++++ Exercise material

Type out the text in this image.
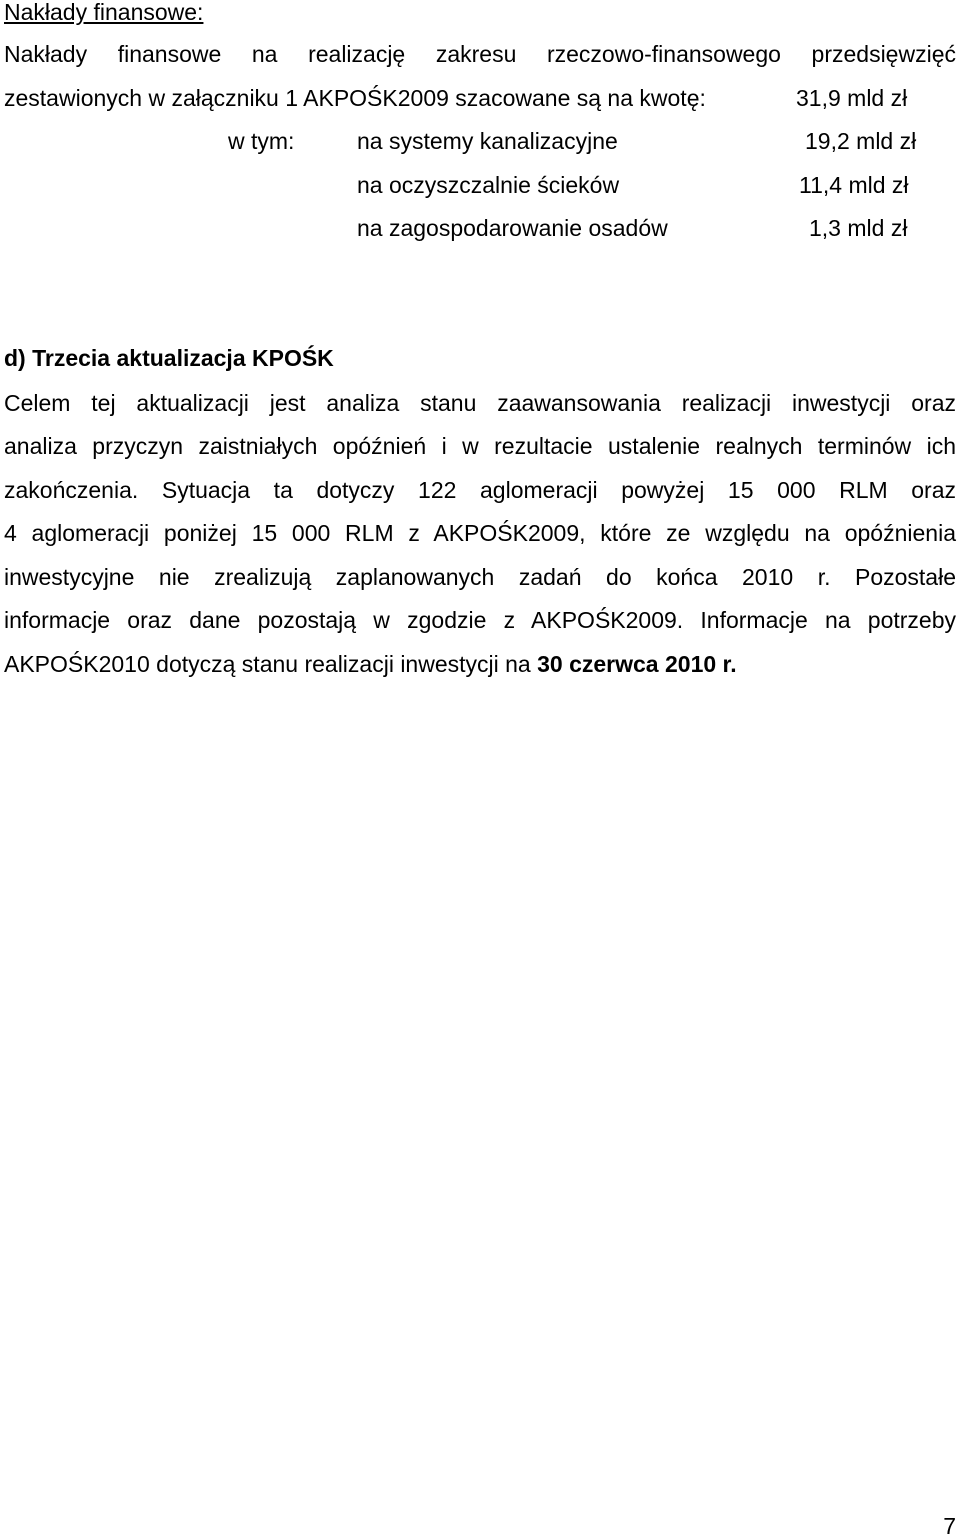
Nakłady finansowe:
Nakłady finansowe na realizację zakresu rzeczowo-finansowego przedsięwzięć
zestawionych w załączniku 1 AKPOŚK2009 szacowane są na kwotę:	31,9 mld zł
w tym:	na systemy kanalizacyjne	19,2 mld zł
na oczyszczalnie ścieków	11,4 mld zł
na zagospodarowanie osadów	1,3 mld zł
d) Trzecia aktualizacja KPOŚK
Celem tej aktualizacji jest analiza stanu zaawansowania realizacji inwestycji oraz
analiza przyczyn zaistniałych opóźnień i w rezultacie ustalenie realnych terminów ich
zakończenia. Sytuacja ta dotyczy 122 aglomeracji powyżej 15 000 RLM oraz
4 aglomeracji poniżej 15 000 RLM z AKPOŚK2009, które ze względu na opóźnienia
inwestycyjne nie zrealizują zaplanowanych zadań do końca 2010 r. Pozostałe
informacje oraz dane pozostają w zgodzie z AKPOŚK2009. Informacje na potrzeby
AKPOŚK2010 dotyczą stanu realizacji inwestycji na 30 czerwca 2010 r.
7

++++++++

- **Your goal**
Return all of the entries exactly as written, but drop any pictures they hold.

- **Task solution**
Type out the text in this image.
Nakłady finansowe:
Nakłady finansowe na realizację zakresu rzeczowo-finansowego przedsięwzięć
zestawionych w załączniku 1 AKPOŚK2009 szacowane są na kwotę:	31,9 mld zł
w tym:	na systemy kanalizacyjne	19,2 mld zł
na oczyszczalnie ścieków	11,4 mld zł
na zagospodarowanie osadów	1,3 mld zł
d) Trzecia aktualizacja KPOŚK
Celem tej aktualizacji jest analiza stanu zaawansowania realizacji inwestycji oraz
analiza przyczyn zaistniałych opóźnień i w rezultacie ustalenie realnych terminów ich
zakończenia. Sytuacja ta dotyczy 122 aglomeracji powyżej 15 000 RLM oraz
4 aglomeracji poniżej 15 000 RLM z AKPOŚK2009, które ze względu na opóźnienia
inwestycyjne nie zrealizują zaplanowanych zadań do końca 2010 r. Pozostałe
informacje oraz dane pozostają w zgodzie z AKPOŚK2009. Informacje na potrzeby
AKPOŚK2010 dotyczą stanu realizacji inwestycji na 30 czerwca 2010 r.
7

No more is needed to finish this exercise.